* Begin Recorded data *

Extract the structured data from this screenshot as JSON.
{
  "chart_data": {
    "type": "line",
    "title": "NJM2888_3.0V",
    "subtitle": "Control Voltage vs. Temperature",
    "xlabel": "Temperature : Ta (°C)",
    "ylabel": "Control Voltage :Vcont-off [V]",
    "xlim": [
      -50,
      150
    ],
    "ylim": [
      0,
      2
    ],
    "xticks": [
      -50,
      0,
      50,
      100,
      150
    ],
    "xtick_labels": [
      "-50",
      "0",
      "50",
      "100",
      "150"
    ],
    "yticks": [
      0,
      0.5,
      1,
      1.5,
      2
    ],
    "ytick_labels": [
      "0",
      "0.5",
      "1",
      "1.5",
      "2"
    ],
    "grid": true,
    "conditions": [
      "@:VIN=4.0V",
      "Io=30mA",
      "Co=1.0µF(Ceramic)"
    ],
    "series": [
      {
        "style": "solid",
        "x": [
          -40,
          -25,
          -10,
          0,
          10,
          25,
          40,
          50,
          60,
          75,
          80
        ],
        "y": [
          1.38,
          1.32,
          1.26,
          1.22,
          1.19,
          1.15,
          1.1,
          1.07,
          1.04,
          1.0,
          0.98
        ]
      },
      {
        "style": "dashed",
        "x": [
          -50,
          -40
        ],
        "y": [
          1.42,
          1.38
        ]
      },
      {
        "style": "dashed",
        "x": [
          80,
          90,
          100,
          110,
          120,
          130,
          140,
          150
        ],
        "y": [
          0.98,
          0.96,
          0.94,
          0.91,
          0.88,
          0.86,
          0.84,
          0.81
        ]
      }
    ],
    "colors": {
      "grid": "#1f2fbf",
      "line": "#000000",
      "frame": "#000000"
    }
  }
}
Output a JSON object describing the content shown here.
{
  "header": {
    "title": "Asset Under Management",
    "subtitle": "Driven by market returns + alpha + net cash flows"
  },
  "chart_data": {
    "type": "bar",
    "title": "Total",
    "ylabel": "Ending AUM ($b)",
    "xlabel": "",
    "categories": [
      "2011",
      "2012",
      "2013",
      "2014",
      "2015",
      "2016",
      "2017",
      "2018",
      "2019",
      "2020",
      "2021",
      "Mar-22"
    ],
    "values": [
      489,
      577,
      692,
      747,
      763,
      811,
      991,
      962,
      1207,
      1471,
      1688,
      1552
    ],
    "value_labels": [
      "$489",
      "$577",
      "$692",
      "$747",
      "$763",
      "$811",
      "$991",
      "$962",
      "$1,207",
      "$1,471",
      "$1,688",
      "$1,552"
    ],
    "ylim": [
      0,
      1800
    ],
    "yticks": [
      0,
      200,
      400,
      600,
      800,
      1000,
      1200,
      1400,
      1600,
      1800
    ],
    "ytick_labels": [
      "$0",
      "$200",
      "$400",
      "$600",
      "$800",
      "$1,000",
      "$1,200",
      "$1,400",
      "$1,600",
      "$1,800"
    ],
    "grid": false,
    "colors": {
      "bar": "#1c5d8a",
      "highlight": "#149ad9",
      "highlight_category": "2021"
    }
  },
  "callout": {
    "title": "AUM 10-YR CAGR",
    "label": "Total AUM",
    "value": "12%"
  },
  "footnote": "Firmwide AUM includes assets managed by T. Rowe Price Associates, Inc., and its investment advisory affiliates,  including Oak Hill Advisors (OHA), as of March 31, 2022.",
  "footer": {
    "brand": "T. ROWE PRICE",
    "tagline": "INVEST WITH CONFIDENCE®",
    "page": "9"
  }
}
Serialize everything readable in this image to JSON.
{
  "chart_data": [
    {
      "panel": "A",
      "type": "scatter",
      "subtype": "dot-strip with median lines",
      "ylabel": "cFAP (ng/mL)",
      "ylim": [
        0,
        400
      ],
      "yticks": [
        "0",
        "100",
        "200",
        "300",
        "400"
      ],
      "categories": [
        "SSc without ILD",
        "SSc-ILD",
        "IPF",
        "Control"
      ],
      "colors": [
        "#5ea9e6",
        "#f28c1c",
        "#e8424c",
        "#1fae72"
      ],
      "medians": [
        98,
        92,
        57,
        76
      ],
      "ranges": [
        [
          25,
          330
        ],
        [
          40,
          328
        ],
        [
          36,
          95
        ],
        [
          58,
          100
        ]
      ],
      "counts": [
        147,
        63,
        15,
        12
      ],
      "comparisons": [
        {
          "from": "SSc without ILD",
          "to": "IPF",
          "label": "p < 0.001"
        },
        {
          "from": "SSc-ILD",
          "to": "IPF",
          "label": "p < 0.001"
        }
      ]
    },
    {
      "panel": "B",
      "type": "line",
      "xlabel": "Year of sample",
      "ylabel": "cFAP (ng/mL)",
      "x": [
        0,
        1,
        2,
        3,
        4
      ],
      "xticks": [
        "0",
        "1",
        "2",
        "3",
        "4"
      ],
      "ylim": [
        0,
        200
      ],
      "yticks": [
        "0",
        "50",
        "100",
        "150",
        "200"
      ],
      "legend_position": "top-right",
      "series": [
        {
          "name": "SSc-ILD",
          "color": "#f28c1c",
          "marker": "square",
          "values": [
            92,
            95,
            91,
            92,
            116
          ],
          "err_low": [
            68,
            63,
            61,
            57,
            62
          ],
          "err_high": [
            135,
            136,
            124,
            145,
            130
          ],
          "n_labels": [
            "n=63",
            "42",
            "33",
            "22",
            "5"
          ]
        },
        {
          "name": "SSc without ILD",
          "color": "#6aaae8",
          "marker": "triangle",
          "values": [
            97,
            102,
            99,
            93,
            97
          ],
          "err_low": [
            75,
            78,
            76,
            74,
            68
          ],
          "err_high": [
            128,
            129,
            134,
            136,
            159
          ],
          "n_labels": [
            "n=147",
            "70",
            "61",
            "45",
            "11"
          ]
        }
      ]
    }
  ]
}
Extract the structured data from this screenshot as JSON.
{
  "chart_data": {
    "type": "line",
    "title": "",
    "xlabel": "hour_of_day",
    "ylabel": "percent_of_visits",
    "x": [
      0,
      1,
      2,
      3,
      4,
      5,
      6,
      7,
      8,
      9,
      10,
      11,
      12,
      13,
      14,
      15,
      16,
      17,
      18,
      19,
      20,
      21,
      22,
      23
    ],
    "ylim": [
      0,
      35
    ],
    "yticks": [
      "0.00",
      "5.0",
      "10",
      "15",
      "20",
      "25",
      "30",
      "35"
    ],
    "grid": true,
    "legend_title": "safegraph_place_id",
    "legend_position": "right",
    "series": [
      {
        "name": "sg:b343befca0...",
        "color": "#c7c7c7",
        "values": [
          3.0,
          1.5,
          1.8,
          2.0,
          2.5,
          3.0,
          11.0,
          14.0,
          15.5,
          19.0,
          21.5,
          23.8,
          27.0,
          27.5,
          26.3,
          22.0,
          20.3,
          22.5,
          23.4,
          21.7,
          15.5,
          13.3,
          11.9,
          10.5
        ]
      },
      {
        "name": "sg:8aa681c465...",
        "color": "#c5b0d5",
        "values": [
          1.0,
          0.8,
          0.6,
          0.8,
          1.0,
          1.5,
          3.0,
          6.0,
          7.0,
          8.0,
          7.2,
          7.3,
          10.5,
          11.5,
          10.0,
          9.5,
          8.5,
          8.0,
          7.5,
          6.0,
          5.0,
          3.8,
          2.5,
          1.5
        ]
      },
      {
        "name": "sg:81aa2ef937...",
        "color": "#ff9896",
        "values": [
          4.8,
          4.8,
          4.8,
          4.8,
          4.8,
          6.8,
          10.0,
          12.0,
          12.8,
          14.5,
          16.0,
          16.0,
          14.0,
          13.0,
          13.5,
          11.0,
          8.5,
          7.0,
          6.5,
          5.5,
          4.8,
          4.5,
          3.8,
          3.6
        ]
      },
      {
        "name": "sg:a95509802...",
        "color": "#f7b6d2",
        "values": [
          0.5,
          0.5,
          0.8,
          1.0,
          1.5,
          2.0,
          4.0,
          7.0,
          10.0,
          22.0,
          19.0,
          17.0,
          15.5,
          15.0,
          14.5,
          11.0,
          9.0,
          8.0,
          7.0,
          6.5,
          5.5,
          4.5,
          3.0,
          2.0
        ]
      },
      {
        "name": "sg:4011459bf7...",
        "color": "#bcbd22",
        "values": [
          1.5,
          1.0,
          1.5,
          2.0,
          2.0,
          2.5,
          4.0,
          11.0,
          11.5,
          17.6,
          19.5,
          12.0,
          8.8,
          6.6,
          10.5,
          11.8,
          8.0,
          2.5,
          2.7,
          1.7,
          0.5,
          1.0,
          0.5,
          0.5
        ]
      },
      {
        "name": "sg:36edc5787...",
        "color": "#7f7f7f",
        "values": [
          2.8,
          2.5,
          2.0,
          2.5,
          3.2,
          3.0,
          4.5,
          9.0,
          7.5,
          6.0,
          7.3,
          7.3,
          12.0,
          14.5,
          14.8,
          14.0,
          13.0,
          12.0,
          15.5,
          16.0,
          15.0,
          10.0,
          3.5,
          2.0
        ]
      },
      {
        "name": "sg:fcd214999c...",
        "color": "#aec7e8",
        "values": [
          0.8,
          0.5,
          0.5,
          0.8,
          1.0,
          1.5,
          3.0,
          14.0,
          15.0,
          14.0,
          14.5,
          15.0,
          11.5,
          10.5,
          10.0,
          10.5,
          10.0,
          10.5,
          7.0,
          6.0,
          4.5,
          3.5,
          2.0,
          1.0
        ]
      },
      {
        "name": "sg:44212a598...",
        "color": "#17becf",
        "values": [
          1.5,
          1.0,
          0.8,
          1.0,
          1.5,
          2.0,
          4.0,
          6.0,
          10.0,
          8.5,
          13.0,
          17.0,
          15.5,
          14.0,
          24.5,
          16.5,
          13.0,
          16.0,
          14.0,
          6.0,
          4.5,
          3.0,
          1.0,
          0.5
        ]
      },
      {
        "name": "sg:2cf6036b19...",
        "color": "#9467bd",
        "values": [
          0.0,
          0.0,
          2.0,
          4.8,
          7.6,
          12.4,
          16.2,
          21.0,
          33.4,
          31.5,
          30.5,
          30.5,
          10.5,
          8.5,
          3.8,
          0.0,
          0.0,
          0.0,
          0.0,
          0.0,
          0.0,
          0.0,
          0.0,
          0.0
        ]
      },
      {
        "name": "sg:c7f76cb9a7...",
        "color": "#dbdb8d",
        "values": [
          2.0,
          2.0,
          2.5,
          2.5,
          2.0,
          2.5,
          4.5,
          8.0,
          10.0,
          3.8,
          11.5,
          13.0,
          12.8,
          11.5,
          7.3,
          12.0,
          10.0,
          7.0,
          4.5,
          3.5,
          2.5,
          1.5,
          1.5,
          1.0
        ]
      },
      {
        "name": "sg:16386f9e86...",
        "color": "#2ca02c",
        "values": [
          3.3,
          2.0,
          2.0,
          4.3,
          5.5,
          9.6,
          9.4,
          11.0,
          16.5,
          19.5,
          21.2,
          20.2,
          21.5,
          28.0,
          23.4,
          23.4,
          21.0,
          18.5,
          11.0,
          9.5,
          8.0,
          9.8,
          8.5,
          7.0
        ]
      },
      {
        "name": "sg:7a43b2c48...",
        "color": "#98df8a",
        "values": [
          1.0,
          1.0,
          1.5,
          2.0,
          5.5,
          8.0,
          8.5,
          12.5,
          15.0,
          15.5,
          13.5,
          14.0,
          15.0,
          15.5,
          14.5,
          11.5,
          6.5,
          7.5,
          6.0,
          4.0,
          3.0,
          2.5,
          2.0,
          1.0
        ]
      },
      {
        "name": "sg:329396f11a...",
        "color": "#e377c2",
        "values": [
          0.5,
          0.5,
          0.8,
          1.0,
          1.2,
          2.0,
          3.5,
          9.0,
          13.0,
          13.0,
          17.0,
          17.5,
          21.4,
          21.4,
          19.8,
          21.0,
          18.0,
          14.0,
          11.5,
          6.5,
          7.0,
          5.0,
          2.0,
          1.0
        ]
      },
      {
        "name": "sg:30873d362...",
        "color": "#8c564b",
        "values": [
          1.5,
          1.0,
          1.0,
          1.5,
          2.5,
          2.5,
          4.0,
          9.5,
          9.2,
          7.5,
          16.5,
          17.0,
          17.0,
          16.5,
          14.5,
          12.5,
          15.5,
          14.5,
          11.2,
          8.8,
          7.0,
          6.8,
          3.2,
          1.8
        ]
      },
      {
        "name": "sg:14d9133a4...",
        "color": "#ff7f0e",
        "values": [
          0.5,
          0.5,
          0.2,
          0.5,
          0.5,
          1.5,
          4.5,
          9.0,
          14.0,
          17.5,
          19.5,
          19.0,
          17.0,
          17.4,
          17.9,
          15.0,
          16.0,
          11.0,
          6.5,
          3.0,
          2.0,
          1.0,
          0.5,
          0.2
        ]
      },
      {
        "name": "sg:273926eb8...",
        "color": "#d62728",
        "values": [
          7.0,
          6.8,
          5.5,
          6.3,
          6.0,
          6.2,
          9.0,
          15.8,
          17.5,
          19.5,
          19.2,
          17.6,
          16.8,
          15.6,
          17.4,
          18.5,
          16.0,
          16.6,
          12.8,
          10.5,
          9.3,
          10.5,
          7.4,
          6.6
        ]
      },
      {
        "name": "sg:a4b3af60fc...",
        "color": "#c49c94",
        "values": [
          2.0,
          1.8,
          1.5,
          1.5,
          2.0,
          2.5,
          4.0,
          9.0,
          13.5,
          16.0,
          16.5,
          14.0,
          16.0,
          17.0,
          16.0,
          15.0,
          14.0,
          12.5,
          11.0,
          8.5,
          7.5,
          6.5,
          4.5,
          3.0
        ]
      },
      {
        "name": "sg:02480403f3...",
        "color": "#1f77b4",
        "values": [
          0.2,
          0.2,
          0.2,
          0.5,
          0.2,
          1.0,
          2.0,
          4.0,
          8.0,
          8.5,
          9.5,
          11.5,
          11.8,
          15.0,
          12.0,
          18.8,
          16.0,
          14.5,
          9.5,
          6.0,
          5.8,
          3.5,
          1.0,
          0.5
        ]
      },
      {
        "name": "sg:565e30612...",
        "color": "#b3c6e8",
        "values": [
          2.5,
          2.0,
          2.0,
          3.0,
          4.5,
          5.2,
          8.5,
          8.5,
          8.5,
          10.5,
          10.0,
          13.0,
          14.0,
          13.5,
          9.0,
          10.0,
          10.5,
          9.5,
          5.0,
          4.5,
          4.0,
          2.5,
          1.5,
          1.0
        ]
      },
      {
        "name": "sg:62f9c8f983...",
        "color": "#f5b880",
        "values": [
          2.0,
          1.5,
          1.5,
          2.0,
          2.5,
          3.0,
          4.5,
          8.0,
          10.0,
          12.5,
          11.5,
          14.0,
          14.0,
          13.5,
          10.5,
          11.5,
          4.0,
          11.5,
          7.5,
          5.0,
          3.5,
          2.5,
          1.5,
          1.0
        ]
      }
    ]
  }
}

* End Recorded data *

_What the task asks_
Gather each line that holds "ylabel".

_Reply_
    "ylabel": "Control Voltage :Vcont-off [V]",
    "ylabel": "Ending AUM ($b)",
      "ylabel": "cFAP (ng/mL)",
      "ylabel": "cFAP (ng/mL)",
    "ylabel": "percent_of_visits",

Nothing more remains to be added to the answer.